ACTIVITIES:
1 – In the SLiMSuite farming notes, revise the stretch from "The runid=X setting" through "the job=X setting." so that "runid" becomes "run_id".
2 – Add the next part of the SLiMSuite farming notes, starting after their final sentence.

Currently recognised SLiMSuite programs for farming: SLiMFinder, QSLiMFinder, SLiMProb, SLiMCore.

Currently recognised SLiMSuite programs for rsh mode only qsub farming: GOPHER, SLiMSearch, UniFake.

NOTE: Any commandline options that need bracketing quotes will need to be placed into an ini file. This can either be the ini file used by SLiMFarmer, or a jobini=FILE that will only be used by the farmed programs. Note that commands in slimfarmer.ini will not be passed on to other SLiMSuite programs unless ini=slimfarmer.ini is given as a commandline argument.

The runid=X setting is important for SLiMSuite job farming as this is what separates different parameter setting combinations run on the same data and is also used for identifying which datasets have already been run. Running several jobs on the same data using the same SLiMSuite program but with different parameter settings will therefore cause problems. If runid is not set, it will default to the job=X setting.

EXTRACTED RECORDS:
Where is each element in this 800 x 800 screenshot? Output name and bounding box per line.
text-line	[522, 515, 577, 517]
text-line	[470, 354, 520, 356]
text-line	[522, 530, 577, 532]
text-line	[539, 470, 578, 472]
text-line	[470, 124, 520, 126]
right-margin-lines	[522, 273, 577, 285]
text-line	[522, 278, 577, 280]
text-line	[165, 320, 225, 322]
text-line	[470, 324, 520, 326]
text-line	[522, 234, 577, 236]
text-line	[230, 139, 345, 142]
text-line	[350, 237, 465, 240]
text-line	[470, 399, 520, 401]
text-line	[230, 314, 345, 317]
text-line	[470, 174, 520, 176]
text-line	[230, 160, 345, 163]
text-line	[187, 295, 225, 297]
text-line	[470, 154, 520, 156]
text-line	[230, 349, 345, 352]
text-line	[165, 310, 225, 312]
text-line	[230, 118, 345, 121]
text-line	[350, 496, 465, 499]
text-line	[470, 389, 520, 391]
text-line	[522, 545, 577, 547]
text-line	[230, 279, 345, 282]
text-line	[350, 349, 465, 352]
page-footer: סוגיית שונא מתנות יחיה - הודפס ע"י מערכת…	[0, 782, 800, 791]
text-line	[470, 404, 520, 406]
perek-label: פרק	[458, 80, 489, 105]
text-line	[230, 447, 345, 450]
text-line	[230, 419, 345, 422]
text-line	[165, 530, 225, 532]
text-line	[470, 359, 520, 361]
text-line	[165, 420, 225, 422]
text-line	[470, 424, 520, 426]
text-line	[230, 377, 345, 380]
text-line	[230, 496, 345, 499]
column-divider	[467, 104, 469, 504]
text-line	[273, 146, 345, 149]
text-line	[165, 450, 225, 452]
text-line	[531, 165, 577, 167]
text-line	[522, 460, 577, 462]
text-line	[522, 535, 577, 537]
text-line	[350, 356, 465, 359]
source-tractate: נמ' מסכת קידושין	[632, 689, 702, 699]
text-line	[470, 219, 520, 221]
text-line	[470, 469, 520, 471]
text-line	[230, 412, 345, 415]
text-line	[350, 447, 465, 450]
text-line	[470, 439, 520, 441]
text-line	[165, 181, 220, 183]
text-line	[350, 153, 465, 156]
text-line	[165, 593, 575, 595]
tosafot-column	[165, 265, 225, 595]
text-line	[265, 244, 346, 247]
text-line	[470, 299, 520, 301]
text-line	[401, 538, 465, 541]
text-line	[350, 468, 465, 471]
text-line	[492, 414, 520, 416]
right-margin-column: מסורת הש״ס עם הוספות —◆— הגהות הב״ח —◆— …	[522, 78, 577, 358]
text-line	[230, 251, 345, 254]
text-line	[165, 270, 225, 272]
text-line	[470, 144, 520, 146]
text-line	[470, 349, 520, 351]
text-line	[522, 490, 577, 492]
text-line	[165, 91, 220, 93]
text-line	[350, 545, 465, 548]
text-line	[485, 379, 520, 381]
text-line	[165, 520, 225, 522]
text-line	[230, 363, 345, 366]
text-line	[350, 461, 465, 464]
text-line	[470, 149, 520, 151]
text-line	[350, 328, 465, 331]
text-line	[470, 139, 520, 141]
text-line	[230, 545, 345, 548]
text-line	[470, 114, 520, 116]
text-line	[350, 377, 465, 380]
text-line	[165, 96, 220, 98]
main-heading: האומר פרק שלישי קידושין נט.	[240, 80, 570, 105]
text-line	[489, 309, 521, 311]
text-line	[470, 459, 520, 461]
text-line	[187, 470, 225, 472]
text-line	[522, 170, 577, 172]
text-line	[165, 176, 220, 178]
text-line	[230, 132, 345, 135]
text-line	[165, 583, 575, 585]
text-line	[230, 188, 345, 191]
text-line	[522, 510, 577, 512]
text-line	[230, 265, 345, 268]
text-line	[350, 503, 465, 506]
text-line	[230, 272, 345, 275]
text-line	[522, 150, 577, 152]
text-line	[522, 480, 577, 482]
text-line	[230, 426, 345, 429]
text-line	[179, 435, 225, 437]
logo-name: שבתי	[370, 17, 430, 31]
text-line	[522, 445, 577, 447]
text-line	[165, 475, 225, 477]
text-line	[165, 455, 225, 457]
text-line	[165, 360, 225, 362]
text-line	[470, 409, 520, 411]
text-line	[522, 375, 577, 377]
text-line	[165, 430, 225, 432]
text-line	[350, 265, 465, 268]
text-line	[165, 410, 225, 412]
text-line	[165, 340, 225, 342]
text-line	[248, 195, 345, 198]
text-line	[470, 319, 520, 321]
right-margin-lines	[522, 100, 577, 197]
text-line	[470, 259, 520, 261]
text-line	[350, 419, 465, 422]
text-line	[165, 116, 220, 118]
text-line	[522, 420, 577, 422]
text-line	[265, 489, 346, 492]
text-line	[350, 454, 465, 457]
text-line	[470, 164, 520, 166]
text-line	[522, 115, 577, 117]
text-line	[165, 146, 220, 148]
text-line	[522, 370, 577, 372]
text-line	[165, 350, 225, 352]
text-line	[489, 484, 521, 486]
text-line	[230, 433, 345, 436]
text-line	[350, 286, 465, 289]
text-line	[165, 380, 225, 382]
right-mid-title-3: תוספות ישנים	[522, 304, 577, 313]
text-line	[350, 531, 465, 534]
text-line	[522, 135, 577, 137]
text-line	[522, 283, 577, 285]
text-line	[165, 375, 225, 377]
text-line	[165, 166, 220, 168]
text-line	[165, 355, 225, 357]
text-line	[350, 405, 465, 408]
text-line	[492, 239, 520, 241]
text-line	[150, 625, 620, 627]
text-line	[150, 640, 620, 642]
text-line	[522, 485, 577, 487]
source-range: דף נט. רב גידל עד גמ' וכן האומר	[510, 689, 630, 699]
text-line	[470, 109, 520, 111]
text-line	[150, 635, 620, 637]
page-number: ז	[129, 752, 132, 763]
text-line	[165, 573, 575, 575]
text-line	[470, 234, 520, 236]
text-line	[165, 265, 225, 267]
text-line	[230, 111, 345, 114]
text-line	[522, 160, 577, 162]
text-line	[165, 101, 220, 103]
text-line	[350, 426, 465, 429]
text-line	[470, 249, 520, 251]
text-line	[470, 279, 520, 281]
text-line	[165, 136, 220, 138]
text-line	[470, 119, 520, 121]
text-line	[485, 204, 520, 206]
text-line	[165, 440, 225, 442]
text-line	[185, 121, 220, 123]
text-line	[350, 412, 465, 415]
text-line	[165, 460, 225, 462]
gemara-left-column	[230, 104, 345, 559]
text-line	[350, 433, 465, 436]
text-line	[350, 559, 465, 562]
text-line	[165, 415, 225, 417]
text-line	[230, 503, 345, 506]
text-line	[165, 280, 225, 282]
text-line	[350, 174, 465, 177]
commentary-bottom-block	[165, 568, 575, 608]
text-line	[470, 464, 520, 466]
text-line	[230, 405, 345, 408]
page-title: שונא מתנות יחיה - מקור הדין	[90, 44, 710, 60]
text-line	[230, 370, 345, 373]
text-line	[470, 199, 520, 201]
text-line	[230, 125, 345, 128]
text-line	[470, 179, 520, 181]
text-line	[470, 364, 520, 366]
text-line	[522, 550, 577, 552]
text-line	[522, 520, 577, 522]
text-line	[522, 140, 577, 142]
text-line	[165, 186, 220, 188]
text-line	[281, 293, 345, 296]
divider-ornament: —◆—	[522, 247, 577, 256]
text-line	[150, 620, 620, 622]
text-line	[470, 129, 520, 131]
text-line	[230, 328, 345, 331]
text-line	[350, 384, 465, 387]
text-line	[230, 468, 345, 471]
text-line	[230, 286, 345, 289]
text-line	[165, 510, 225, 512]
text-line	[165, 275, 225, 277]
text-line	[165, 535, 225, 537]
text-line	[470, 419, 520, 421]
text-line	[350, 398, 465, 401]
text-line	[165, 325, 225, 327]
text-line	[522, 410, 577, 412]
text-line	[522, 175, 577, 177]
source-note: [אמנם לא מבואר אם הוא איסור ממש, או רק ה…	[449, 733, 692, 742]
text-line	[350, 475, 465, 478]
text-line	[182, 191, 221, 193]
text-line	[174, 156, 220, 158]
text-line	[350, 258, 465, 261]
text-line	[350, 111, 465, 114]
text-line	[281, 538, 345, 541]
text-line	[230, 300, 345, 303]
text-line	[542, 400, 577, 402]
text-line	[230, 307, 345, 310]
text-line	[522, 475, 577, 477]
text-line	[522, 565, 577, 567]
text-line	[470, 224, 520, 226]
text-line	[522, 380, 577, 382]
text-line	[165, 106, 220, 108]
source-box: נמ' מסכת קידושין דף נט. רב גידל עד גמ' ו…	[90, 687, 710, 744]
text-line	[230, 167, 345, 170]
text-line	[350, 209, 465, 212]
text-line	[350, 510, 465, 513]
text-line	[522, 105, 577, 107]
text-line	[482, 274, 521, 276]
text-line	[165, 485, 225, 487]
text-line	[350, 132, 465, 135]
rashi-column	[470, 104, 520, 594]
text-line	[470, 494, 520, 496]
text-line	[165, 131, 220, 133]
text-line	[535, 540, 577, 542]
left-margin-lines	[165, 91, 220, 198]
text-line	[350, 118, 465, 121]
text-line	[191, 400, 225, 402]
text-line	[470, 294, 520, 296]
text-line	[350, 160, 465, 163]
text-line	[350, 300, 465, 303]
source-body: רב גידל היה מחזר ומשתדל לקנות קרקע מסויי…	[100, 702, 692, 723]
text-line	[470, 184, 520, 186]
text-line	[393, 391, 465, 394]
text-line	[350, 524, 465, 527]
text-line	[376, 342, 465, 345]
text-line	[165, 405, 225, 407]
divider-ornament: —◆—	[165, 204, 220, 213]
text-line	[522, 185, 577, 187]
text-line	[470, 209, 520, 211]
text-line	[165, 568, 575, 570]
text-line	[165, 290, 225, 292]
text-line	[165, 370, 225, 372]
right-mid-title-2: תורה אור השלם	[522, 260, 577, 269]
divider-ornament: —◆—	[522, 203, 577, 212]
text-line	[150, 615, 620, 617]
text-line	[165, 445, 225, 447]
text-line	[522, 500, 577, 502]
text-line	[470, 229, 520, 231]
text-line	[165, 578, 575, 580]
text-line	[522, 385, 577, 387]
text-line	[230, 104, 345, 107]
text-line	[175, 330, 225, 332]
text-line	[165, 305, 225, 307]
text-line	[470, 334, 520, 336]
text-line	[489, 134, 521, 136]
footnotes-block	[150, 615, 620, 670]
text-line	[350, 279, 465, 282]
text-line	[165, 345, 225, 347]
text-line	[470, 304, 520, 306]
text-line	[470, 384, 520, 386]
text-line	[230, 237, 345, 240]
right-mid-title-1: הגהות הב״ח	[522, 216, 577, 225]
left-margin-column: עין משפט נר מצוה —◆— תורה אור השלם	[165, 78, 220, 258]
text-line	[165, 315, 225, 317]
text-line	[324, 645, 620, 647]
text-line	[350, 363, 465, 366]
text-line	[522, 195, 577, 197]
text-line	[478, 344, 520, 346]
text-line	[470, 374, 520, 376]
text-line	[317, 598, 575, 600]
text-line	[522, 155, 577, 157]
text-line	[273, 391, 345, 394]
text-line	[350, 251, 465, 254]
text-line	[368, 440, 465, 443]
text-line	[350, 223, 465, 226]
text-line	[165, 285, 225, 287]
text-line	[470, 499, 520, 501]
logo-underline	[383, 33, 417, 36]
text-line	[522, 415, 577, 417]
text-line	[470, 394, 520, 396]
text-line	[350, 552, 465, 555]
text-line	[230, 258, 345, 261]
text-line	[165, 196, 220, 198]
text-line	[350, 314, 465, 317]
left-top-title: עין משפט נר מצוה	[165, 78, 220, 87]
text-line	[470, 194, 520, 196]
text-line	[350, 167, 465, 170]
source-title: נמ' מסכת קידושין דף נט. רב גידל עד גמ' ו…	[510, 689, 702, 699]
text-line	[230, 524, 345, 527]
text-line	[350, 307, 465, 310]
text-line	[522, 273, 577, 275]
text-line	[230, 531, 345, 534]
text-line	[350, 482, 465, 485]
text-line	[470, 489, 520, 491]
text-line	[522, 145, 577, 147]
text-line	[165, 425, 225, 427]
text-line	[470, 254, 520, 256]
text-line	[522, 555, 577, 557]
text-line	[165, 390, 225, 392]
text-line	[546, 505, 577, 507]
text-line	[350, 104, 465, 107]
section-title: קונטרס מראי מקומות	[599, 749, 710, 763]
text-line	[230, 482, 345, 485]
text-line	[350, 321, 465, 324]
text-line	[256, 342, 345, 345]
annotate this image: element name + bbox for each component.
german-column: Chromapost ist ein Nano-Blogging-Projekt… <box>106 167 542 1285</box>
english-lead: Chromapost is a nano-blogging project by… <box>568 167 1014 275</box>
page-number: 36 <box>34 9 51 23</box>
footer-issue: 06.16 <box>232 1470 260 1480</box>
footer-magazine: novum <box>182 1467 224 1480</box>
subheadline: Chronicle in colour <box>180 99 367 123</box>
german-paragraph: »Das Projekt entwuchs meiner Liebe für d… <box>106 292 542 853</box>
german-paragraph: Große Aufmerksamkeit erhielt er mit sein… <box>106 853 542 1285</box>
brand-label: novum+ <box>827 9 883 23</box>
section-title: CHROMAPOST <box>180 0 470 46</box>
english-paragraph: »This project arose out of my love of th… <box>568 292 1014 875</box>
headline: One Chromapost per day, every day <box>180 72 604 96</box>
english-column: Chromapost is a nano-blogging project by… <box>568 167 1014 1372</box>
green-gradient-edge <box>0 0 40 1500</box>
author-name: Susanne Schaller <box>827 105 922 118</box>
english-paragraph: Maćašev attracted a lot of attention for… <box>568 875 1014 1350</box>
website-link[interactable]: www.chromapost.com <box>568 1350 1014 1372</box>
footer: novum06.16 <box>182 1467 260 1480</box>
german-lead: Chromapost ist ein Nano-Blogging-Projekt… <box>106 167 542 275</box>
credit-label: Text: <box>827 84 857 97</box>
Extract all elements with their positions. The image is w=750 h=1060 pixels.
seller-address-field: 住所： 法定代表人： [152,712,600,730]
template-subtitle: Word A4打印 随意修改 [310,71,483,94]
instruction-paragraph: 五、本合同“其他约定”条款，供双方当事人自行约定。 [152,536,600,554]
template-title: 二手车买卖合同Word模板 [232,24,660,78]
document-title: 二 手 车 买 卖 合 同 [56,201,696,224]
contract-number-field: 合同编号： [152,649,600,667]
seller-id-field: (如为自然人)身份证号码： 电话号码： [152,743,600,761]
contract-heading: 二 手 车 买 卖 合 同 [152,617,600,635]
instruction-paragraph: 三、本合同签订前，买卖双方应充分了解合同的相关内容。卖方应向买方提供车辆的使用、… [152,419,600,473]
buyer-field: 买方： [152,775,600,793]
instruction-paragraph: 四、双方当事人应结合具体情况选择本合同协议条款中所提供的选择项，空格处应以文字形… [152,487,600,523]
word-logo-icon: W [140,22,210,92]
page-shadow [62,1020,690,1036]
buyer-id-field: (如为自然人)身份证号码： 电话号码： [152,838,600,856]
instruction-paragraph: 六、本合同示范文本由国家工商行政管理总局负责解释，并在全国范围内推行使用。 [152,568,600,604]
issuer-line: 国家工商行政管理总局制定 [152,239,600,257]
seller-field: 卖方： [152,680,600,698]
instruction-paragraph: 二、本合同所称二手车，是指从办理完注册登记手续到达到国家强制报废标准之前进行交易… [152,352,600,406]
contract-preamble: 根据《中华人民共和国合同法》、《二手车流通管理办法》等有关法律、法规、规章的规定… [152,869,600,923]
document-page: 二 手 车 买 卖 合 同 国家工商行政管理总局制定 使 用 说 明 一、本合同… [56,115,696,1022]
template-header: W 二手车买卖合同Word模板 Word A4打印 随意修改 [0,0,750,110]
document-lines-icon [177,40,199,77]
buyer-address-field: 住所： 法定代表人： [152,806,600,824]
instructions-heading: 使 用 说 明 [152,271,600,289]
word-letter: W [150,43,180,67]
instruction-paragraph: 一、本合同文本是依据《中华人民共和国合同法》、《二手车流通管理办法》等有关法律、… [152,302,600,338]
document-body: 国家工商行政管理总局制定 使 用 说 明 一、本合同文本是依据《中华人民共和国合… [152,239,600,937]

YOUR WRITTEN ANSWERS:
1 –
The run_id=X setting is important for SLiMSuite job farming as this is what separates different parameter setting combinations run on the same data and is also used for identifying which datasets have already been run. Running several jobs on the same data using the same SLiMSuite program but with different parameter settings will therefore cause problems. If run_id is not set, it will default to the job=X setting.

2 –
The hpcmode=X setting determines the method used for farming out jobs across the nodes. hpcmode=rsh uses rsh to spawn the additional processes out to other nodes, based on a script written for the IRIDIS HPC by Ivan Wolton. hpcmode=fork will restrict analysis to a single node and use Python forking to distribute jobs. This can be used even on a single multi-processor machine to fork out SLiMSuite jobs. basefile=X will set the log, RunID, ResFile, ResDir and Job: RunID and Job will have path stripped; ResFile will have .csv appended.

Initially, it will call other programs but, in time, it is envisaged that other programs will make use of SLiMFarmer and have parallelisation built-in.

SLiMFinder: Short Linear Motif Finder

  • Citation: Edwards RJ, Davey NE & Shields DC (2007), PLoS ONE 2(10): e967. [PMID: 17912346]
  • ConsMask Citation: Davey NE, Shields DC & Edwards RJ (2009), Bioinformatics 25(4): 443-50. [PMID: 19136552]
  • SigV/SigPrime Citation: Davey NE, Edwards RJ & Shields DC (2010), BMC Bioinformatics 11: 14. [PMID: 20055997]
  • SLiMScape/REST Citation: Olorin E, O'Brien KT, Palopoli N, Perez-Bercoff A & Shields DC, Edwards RJ (2015), F1000Research 4:477.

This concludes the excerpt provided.